## What needs to be done
Copy each line that holds "ԹՎԱԿԱՆԻ".

## Supplied material
[Start]

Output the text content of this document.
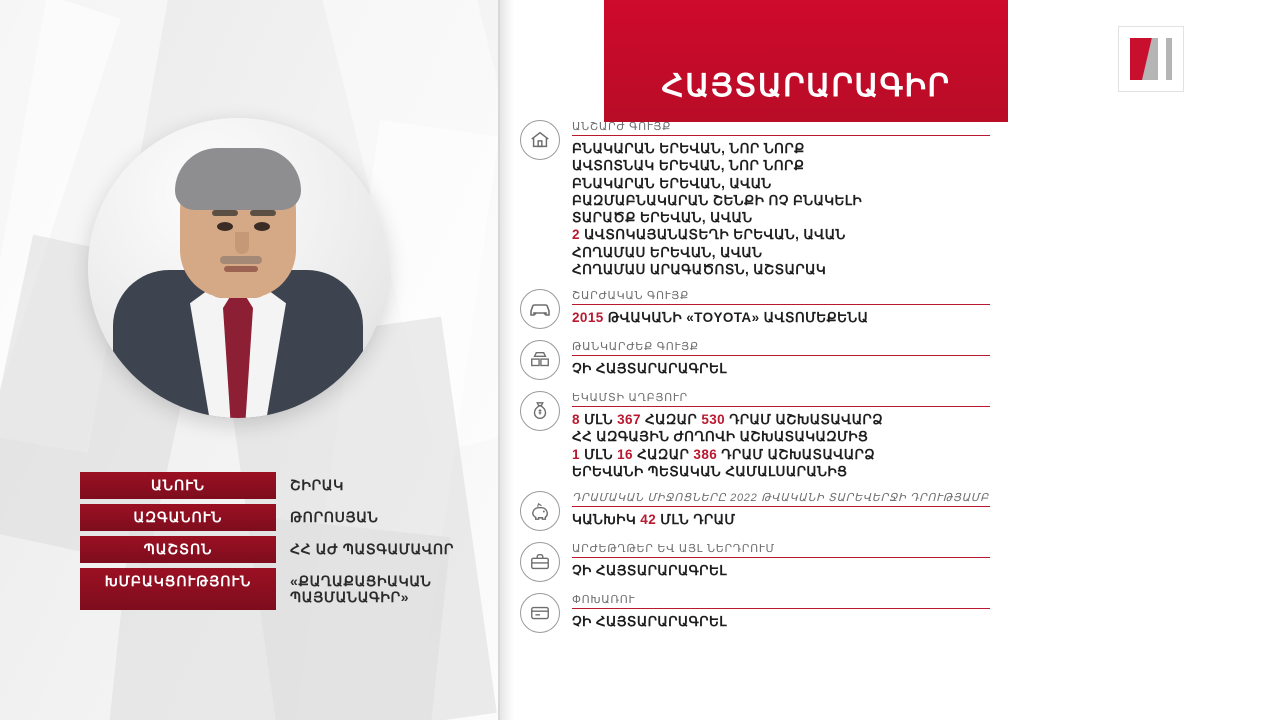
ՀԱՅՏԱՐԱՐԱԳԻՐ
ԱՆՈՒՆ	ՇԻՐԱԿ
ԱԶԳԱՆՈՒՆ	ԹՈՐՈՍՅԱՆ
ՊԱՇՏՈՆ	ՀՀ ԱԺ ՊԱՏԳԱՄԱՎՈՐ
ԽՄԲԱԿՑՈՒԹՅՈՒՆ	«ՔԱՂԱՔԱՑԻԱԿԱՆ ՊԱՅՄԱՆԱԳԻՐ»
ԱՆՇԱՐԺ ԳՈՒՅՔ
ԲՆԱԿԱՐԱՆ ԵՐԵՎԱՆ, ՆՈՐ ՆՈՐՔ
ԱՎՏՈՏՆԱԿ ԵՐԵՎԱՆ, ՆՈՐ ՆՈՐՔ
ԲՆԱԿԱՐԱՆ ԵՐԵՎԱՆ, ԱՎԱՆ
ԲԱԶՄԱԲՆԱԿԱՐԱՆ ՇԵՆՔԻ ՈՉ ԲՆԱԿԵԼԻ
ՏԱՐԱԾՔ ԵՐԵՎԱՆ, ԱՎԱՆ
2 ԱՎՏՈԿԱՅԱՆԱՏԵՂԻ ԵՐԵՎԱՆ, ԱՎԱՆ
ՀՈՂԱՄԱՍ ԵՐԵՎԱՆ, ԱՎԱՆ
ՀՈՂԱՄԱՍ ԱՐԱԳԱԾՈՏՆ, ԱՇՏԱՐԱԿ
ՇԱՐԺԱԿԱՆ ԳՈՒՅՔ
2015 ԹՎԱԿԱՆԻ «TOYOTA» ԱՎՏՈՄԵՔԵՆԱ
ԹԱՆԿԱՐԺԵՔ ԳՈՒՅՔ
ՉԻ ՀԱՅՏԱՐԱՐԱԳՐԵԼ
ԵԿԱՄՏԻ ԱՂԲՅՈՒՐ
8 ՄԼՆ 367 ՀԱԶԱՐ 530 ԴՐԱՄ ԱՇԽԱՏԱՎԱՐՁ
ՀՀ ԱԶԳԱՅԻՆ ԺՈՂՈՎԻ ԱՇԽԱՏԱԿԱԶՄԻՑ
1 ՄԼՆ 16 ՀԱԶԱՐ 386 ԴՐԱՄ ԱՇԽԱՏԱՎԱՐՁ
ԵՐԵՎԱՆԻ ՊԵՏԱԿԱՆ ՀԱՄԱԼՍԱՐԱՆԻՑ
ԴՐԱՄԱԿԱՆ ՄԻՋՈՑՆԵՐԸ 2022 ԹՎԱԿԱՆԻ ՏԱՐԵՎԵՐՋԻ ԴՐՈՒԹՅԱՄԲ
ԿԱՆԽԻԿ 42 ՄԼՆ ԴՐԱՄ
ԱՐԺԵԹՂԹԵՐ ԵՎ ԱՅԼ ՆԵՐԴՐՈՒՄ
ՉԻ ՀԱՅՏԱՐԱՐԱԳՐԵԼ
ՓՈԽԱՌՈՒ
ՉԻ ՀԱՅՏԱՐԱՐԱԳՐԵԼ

[End]

## Expected output
2015 ԹՎԱԿԱՆԻ «TOYOTA» ԱՎՏՈՄԵՔԵՆԱ
ԴՐԱՄԱԿԱՆ ՄԻՋՈՑՆԵՐԸ 2022 ԹՎԱԿԱՆԻ ՏԱՐԵՎԵՐՋԻ ԴՐՈՒԹՅԱՄԲ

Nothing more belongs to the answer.